***** EXCERPTED RECORDS
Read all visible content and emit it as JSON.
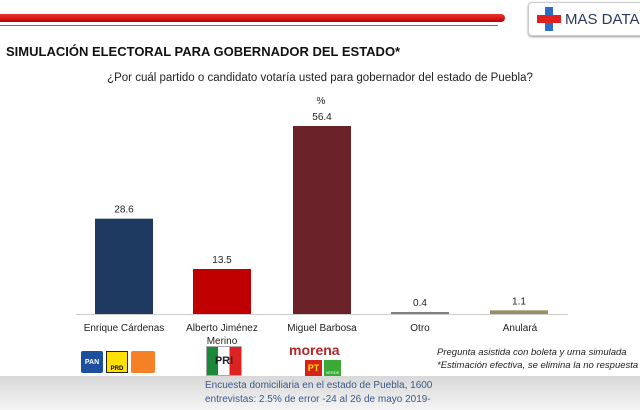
{
  "brand": "MAS DATA",
  "chart_data": {
    "type": "bar",
    "title": "SIMULACIÓN ELECTORAL PARA GOBERNADOR DEL ESTADO*",
    "subtitle": "¿Por cuál partido o candidato votaría usted para gobernador del estado de Puebla?",
    "ylabel": "%",
    "categories": [
      "Enrique Cárdenas",
      "Alberto Jiménez Merino",
      "Miguel Barbosa",
      "Otro",
      "Anulará"
    ],
    "values": [
      28.6,
      13.5,
      56.4,
      0.4,
      1.1
    ],
    "labels": [
      "28.6",
      "13.5",
      "56.4",
      "0.4",
      "1.1"
    ],
    "colors": [
      "#1f3a60",
      "#c00000",
      "#6b2228",
      "#808080",
      "#9c8f5e"
    ],
    "ylim": [
      0,
      60
    ],
    "grid": false
  },
  "party_logos": {
    "cardenas": [
      "PAN",
      "PRD",
      "MC"
    ],
    "jimenez": [
      "PRI"
    ],
    "barbosa": [
      "morena",
      "PT",
      "VERDE"
    ]
  },
  "notes": [
    "Pregunta asistida con boleta y urna simulada",
    "*Estimación efectiva, se elimina la no respuesta"
  ],
  "footer": [
    "Encuesta domiciliaria en el estado de Puebla, 1600",
    "entrevistas: 2.5% de error -24 al 26 de mayo 2019-"
  ]
}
**********
## WHAT IS NEEDED
Write the records out again in full, exactly, and skip every picture.

## RESPONSE TO THE TASK
Read all visible content and emit it as JSON.
{
  "brand": "MAS DATA",
  "chart_data": {
    "type": "bar",
    "title": "SIMULACIÓN ELECTORAL PARA GOBERNADOR DEL ESTADO*",
    "subtitle": "¿Por cuál partido o candidato votaría usted para gobernador del estado de Puebla?",
    "ylabel": "%",
    "categories": [
      "Enrique Cárdenas",
      "Alberto Jiménez Merino",
      "Miguel Barbosa",
      "Otro",
      "Anulará"
    ],
    "values": [
      28.6,
      13.5,
      56.4,
      0.4,
      1.1
    ],
    "labels": [
      "28.6",
      "13.5",
      "56.4",
      "0.4",
      "1.1"
    ],
    "colors": [
      "#1f3a60",
      "#c00000",
      "#6b2228",
      "#808080",
      "#9c8f5e"
    ],
    "ylim": [
      0,
      60
    ],
    "grid": false
  },
  "party_logos": {
    "cardenas": [
      "PAN",
      "PRD",
      "MC"
    ],
    "jimenez": [
      "PRI"
    ],
    "barbosa": [
      "morena",
      "PT",
      "VERDE"
    ]
  },
  "notes": [
    "Pregunta asistida con boleta y urna simulada",
    "*Estimación efectiva, se elimina la no respuesta"
  ],
  "footer": [
    "Encuesta domiciliaria en el estado de Puebla, 1600",
    "entrevistas: 2.5% de error -24 al 26 de mayo 2019-"
  ]
}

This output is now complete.